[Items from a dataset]
-- -- --
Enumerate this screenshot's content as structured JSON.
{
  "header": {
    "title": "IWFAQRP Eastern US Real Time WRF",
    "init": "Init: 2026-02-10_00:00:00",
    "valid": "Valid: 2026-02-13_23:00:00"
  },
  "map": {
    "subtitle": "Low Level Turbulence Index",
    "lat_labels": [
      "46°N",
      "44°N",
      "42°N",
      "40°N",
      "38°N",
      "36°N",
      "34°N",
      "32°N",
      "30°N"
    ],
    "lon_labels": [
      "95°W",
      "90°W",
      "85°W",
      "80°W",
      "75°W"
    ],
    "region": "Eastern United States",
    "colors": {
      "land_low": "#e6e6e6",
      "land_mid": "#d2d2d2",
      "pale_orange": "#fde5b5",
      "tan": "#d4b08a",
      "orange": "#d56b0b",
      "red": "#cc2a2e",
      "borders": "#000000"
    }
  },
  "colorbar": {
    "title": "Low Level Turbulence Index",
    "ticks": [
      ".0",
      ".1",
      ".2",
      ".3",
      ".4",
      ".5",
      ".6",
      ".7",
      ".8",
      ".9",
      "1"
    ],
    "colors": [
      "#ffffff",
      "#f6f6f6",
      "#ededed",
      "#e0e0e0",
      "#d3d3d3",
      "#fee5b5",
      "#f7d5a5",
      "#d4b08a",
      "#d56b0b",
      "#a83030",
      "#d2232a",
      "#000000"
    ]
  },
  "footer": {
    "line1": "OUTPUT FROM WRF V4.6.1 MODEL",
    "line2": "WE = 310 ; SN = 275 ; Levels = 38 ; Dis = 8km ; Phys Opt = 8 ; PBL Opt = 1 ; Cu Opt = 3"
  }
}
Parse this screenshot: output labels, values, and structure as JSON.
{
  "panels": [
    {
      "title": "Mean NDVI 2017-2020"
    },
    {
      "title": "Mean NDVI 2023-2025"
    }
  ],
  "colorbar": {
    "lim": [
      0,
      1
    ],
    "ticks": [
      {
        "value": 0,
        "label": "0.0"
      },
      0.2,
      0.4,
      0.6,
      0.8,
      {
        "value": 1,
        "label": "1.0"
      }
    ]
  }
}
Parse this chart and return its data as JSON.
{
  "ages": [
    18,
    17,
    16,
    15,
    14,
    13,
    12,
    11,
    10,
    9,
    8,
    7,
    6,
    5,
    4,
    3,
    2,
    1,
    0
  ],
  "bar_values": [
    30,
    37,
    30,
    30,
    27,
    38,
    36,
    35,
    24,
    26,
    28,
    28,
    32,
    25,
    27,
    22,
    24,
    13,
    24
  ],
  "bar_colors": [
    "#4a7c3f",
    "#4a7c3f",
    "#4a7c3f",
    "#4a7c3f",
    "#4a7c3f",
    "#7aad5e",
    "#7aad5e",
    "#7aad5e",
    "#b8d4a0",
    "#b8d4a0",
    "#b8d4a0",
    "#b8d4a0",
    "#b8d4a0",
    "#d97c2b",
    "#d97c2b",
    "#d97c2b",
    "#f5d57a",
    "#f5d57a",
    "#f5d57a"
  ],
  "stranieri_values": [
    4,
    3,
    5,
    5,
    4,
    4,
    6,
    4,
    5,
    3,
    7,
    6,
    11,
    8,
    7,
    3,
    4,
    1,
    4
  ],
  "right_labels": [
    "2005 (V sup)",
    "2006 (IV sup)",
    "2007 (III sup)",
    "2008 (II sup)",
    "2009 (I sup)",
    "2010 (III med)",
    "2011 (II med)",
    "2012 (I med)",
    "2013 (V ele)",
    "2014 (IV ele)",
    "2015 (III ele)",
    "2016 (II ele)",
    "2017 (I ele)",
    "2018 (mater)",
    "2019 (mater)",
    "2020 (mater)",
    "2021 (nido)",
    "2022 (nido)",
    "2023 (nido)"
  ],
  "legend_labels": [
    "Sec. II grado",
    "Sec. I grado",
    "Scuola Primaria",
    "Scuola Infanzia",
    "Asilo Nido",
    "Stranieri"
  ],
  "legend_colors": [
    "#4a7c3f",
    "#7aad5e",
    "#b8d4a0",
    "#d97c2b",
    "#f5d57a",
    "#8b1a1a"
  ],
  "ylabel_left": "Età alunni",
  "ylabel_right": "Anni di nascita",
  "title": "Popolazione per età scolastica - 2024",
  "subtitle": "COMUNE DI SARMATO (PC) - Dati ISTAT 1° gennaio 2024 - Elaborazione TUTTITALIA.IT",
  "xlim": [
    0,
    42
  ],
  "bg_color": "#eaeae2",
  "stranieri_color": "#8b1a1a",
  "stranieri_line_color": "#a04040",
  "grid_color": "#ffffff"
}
-- -- --
Requirement:
Where a line in the material contains "subtitle", copy that line.

Full solution:
    "subtitle": "Low Level Turbulence Index",
  "subtitle": "COMUNE DI SARMATO (PC) - Dati ISTAT 1° gennaio 2024 - Elaborazione TUTTITALIA.IT",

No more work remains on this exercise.